Records from a dataset:
^^^^^^^^
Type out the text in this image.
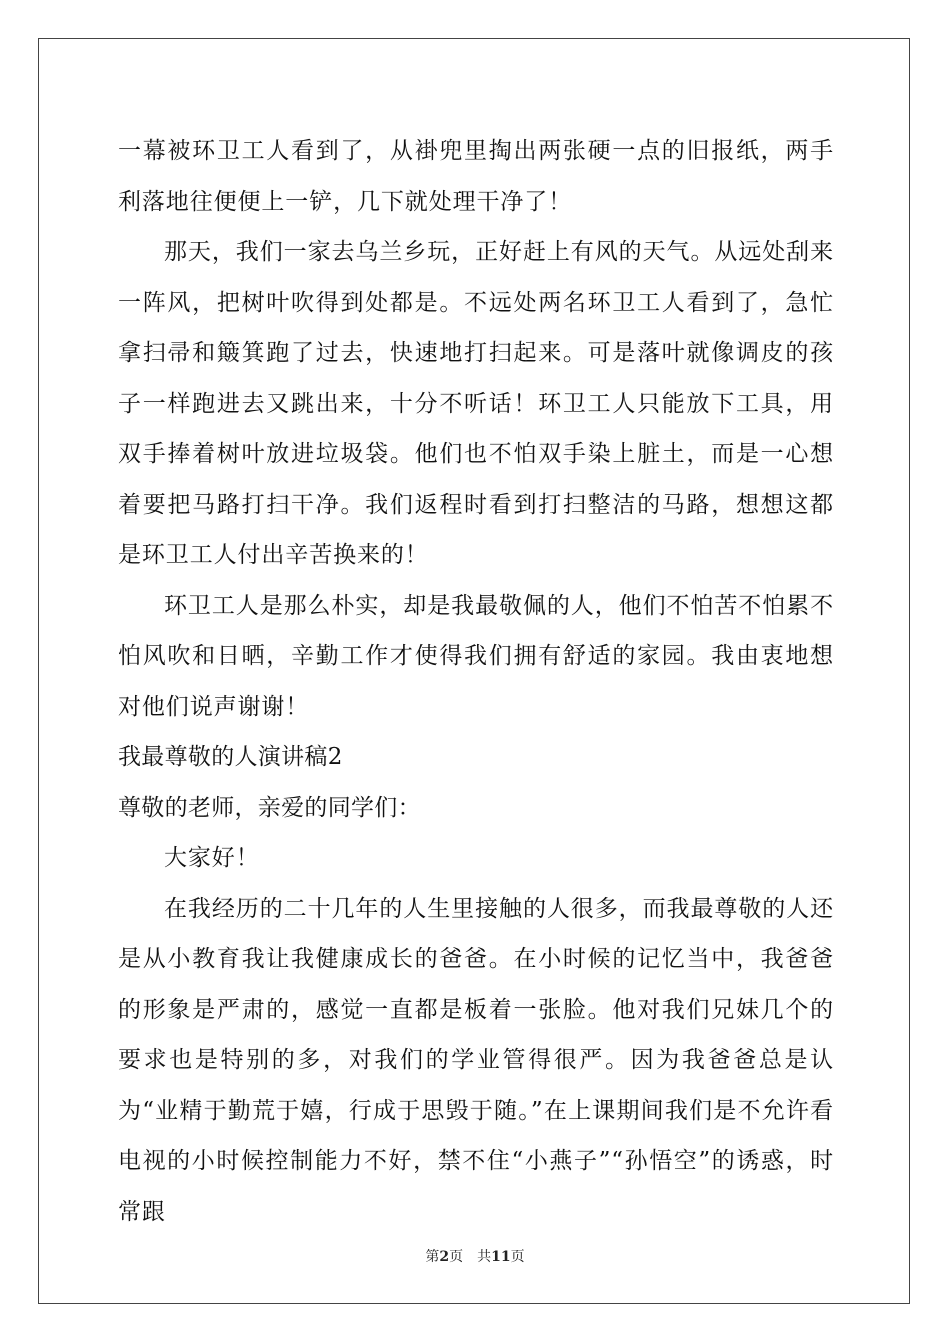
一幕被环卫工人看到了，从褂兜里掏出两张硬一点的旧报纸，两手利落地往便便上一铲，几下就处理干净了！

那天，我们一家去乌兰乡玩，正好赶上有风的天气。从远处刮来一阵风，把树叶吹得到处都是。不远处两名环卫工人看到了，急忙拿扫帚和簸箕跑了过去，快速地打扫起来。可是落叶就像调皮的孩子一样跑进去又跳出来，十分不听话！环卫工人只能放下工具，用双手捧着树叶放进垃圾袋。他们也不怕双手染上脏土，而是一心想着要把马路打扫干净。我们返程时看到打扫整洁的马路，想想这都是环卫工人付出辛苦换来的！

环卫工人是那么朴实，却是我最敬佩的人，他们不怕苦不怕累不怕风吹和日晒，辛勤工作才使得我们拥有舒适的家园。我由衷地想对他们说声谢谢！

我最尊敬的人演讲稿2

尊敬的老师，亲爱的同学们：

大家好！

在我经历的二十几年的人生里接触的人很多，而我最尊敬的人还是从小教育我让我健康成长的爸爸。在小时候的记忆当中，我爸爸的形象是严肃的，感觉一直都是板着一张脸。他对我们兄妹几个的要求也是特别的多，对我们的学业管得很严。因为我爸爸总是认为“业精于勤荒于嬉，行成于思毁于随。”在上课期间我们是不允许看电视的小时候控制能力不好，禁不住“小燕子”“孙悟空”的诱惑，时常跟

第2页　共11页
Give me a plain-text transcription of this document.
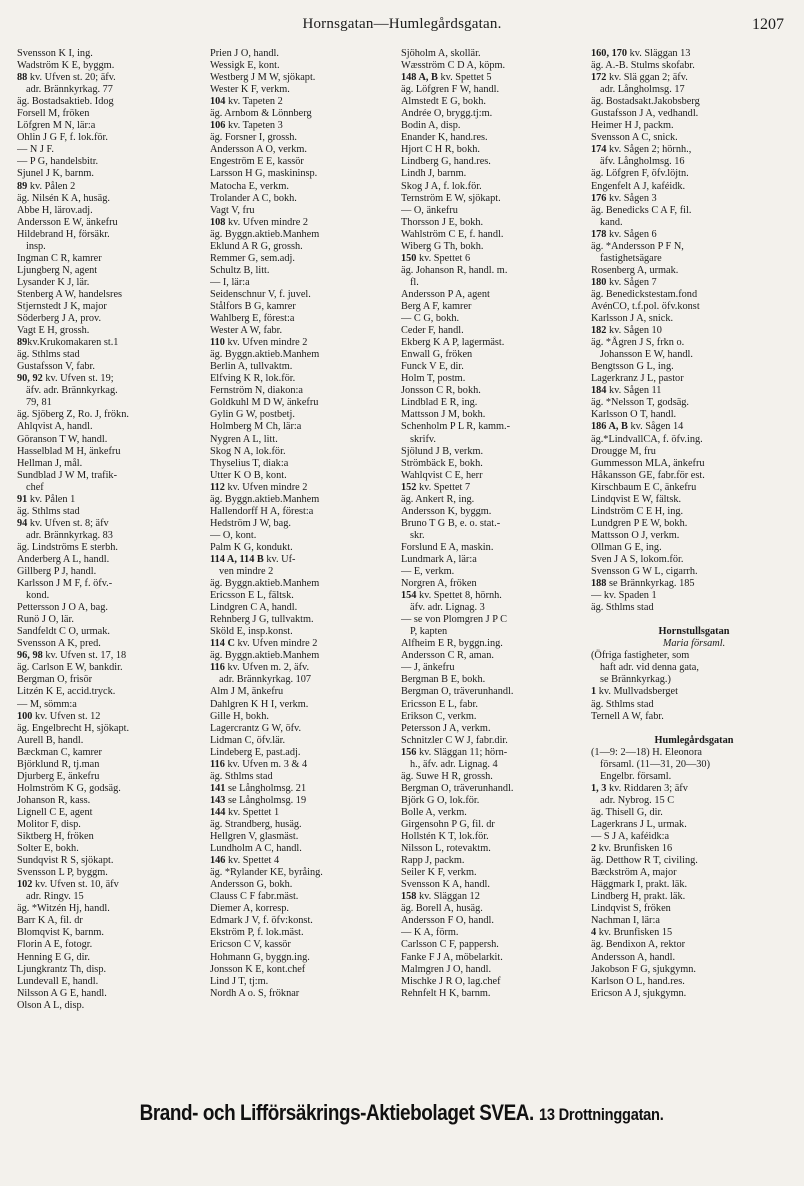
Hornsgatan—Humlegårdsgatan.	1207
Svensson K I, ing.
Wadström K E, byggm.
88 kv. Ufven st. 20; äfv.
adr. Brännkyrkag. 77
äg. Bostadsaktieb. Idog
Forsell M, fröken
Löfgren M N, lär:a
Ohlin J G F, f. lok.för.
— N J F.
— P G, handelsbitr.
Sjunel J K, barnm.
89 kv. Pålen 2
äg. Nilsén K A, husäg.
Abbe H, lärov.adj.
Andersson E W, änkefru
Hildebrand H, försäkr.
insp.
Ingman C R, kamrer
Ljungberg N, agent
Lysander K J, lär.
Stenberg A W, handelsres
Stjernstedt J K, major
Söderberg J A, prov.
Vagt E H, grossh.
89kv.Krukomakaren st.1
äg. Sthlms stad
Gustafsson V, fabr.
90, 92 kv. Ufven st. 19;
äfv. adr. Brännkyrkag.
79, 81
äg. Sjöberg Z, Ro. J, frökn.
Ahlqvist A, handl.
Göranson T W, handl.
Hasselblad M H, änkefru
Hellman J, mål.
Sundblad J W M, trafik-
chef
91 kv. Pålen 1
äg. Sthlms stad
94 kv. Ufven st. 8; äfv
adr. Brännkyrkag. 83
äg. Lindströms E sterbh.
Anderberg A L, handl.
Gillberg P J, handl.
Karlsson J M F, f. öfv.-
kond.
Pettersson J O A, bag.
Runö J O, lär.
Sandfeldt C O, urmak.
Svensson A K, pred.
96, 98 kv. Ufven st. 17, 18
äg. Carlson E W, bankdir.
Bergman O, frisör
Litzén K E, accid.tryck.
— M, sömm:a
100 kv. Ufven st. 12
äg. Engelbrecht H, sjökapt.
Aurell B, handl.
Bæckman C, kamrer
Björklund R, tj.man
Djurberg E, änkefru
Holmström K G, godsäg.
Johanson R, kass.
Lignell C E, agent
Molitor F, disp.
Siktberg H, fröken
Solter E, bokh.
Sundqvist R S, sjökapt.
Svensson L P, byggm.
102 kv. Ufven st. 10, äfv
adr. Ringv. 15
äg. *Witzén Hj, handl.
Barr K A, fil. dr
Blomqvist K, barnm.
Florin A E, fotogr.
Henning E G, dir.
Ljungkrantz Th, disp.
Lundevall E, handl.
Nilsson A G E, handl.
Olson A L, disp.
Prien J O, handl.
Wessigk E, kont.
Westberg J M W, sjökapt.
Wester K F, verkm.
104 kv. Tapeten 2
äg. Arnbom & Lönnberg
106 kv. Tapeten 3
äg. Forsner I, grossh.
Andersson A O, verkm.
Engeström E E, kassör
Larsson H G, maskininsp.
Matocha E, verkm.
Trolander A C, bokh.
Vagt V, fru
108 kv. Ufven mindre 2
äg. Byggn.aktieb.Manhem
Eklund A R G, grossh.
Remmer G, sem.adj.
Schultz B, litt.
— I, lär:a
Seidenschnur V, f. juvel.
Stålfors B G, kamrer
Wahlberg E, förest:a
Wester A W, fabr.
110 kv. Ufven mindre 2
äg. Byggn.aktieb.Manhem
Berlin A, tullvaktm.
Elfving K R, lok.för.
Fernström N, diakon:a
Goldkuhl M D W, änkefru
Gylin G W, postbetj.
Holmberg M Ch, lär:a
Nygren A L, litt.
Skog N A, lok.för.
Thyselius T, diak:a
Utter K O B, kont.
112 kv. Ufven mindre 2
äg. Byggn.aktieb.Manhem
Hallendorff H A, förest:a
Hedström J W, bag.
— O, kont.
Palm K G, kondukt.
114 A, 114 B kv. Uf-
ven mindre 2
äg. Byggn.aktieb.Manhem
Ericsson E L, fältsk.
Lindgren C A, handl.
Rehnberg J G, tullvaktm.
Sköld E, insp.konst.
114 C kv. Ufven mindre 2
äg. Byggn.aktieb.Manhem
116 kv. Ufven m. 2, äfv.
adr. Brännkyrkag. 107
Alm J M, änkefru
Dahlgren K H I, verkm.
Gille H, bokh.
Lagercrantz G W, öfv.
Lidman C, öfv.lär.
Lindeberg E, past.adj.
116 kv. Ufven m. 3 & 4
äg. Sthlms stad
141 se Långholmsg. 21
143 se Långholmsg. 19
144 kv. Spettet 1
äg. Strandberg, husäg.
Hellgren V, glasmäst.
Lundholm A C, handl.
146 kv. Spettet 4
äg. *Rylander KE, byråing.
Andersson G, bokh.
Clauss C F fabr.mäst.
Diemer A, korresp.
Edmark J V, f. öfv:konst.
Ekström P, f. lok.mäst.
Ericson C V, kassör
Hohmann G, byggn.ing.
Jonsson K E, kont.chef
Lind J T, tj:m.
Nordh A o. S, fröknar
Sjöholm A, skollär.
Wæsström C D A, köpm.
148 A, B kv. Spettet 5
äg. Löfgren F W, handl.
Almstedt E G, bokh.
Andrée O, brygg.tj:m.
Bodin A, disp.
Enander K, hand.res.
Hjort C H R, bokh.
Lindberg G, hand.res.
Lindh J, barnm.
Skog J A, f. lok.för.
Ternström E W, sjökapt.
— O, änkefru
Thorsson J E, bokh.
Wahlström C E, f. handl.
Wiberg G Th, bokh.
150 kv. Spettet 6
äg. Johanson R, handl. m.
fl.
Andersson P A, agent
Berg A F, kamrer
— C G, bokh.
Ceder F, handl.
Ekberg K A P, lagermäst.
Enwall G, fröken
Funck V E, dir.
Holm T, postm.
Jonsson C R, bokh.
Lindblad E R, ing.
Mattsson J M, bokh.
Schenholm P L R, kamm.-
skrifv.
Sjölund J B, verkm.
Strömbäck E, bokh.
Wahlqvist C E, herr
152 kv. Spettet 7
äg. Ankert R, ing.
Andersson K, byggm.
Bruno T G B, e. o. stat.-
skr.
Forslund E A, maskin.
Lundmark A, lär:a
— E, verkm.
Norgren A, fröken
154 kv. Spettet 8, hörnh.
äfv. adr. Lignag. 3
— se von Plomgren J P C
P, kapten
Alfheim E R, byggn.ing.
Andersson C R, aman.
— J, änkefru
Bergman B E, bokh.
Bergman O, träverunhandl.
Ericsson E L, fabr.
Erikson C, verkm.
Petersson J A, verkm.
Schnitzler C W J, fabr.dir.
156 kv. Släggan 11; hörn-
h., äfv. adr. Lignag. 4
äg. Suwe H R, grossh.
Bergman O, träverunhandl.
Björk G O, lok.för.
Bolle A, verkm.
Girgensohn P G, fil. dr
Hollstén K T, lok.för.
Nilsson L, rotevaktm.
Rapp J, packm.
Seiler K F, verkm.
Svensson K A, handl.
158 kv. Släggan 12
äg. Borell A, husäg.
Andersson F O, handl.
— K A, förm.
Carlsson C F, pappersh.
Fanke F J A, möbelarkit.
Malmgren J O, handl.
Mischke J R O, lag.chef
Rehnfelt H K, barnm.
160, 170 kv. Släggan 13
äg. A.-B. Stulms skofabr.
172 kv. Slä ggan 2; äfv.
adr. Långholmsg. 17
äg. Bostadsakt.Jakobsberg
Gustafsson J A, vedhandl.
Heimer H J, packm.
Svensson A C, snick.
174 kv. Sågen 2; hörnh.,
äfv. Långholmsg. 16
äg. Löfgren F, öfv.löjtn.
Engenfelt A J, kaféidk.
176 kv. Sågen 3
äg. Benedicks C A F, fil.
kand.
178 kv. Sågen 6
äg. *Andersson P F N,
fastighetsägare
Rosenberg A, urmak.
180 kv. Sågen 7
äg. Benedickstestam.fond
AvénCO, t.f.pol. öfv.konst
Karlsson J A, snick.
182 kv. Sågen 10
äg. *Ågren J S, frkn o.
Johansson E W, handl.
Bengtsson G L, ing.
Lagerkranz J L, pastor
184 kv. Sågen 11
äg. *Nelsson T, godsäg.
Karlsson O T, handl.
186 A, B kv. Sågen 14
äg.*LindvallCA, f. öfv.ing.
Drougge M, fru
Gummesson MLA, änkefru
Håkansson GE, fabr.för est.
Kirschbaum E C, änkefru
Lindqvist E W, fältsk.
Lindström C E H, ing.
Lundgren P E W, bokh.
Mattsson O J, verkm.
Ollman G E, ing.
Sven J A S, lokom.för.
Svensson G W L, cigarrh.
188 se Brännkyrkag. 185
— kv. Spaden 1
äg. Sthlms stad
Hornstullsgatan
Maria församl.
(Öfriga fastigheter, som
haft adr. vid denna gata,
se Brännkyrkag.)
1 kv. Mullvadsberget
äg. Sthlms stad
Ternell A W, fabr.
Humlegårdsgatan
(1—9: 2—18) H. Eleonora
församl. (11—31, 20—30)
Engelbr. församl.
1, 3 kv. Riddaren 3; äfv
adr. Nybrog. 15 C
äg. Thisell G, dir.
Lagerkrans J L, urmak.
— S J A, kaféidk:a
2 kv. Brunfisken 16
äg. Detthow R T, civiling.
Bæckström A, major
Häggmark I, prakt. läk.
Lindberg H, prakt. läk.
Lindqvist S, fröken
Nachman I, lär:a
4 kv. Brunfisken 15
äg. Bendixon A, rektor
Andersson A, handl.
Jakobson F G, sjukgymn.
Karlson O L, hand.res.
Ericson A J, sjukgymn.
Brand- och Lifförsäkrings-Aktiebolaget SVEA. 13 Drottninggatan.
^^^^^^^^
• _What to do_: Pick out each line containing the string "Löfgren" and copy it.

• _Exercise output_:
Löfgren M N, lär:a
äg. Löfgren F W, handl.
äg. Löfgren F, öfv.löjtn.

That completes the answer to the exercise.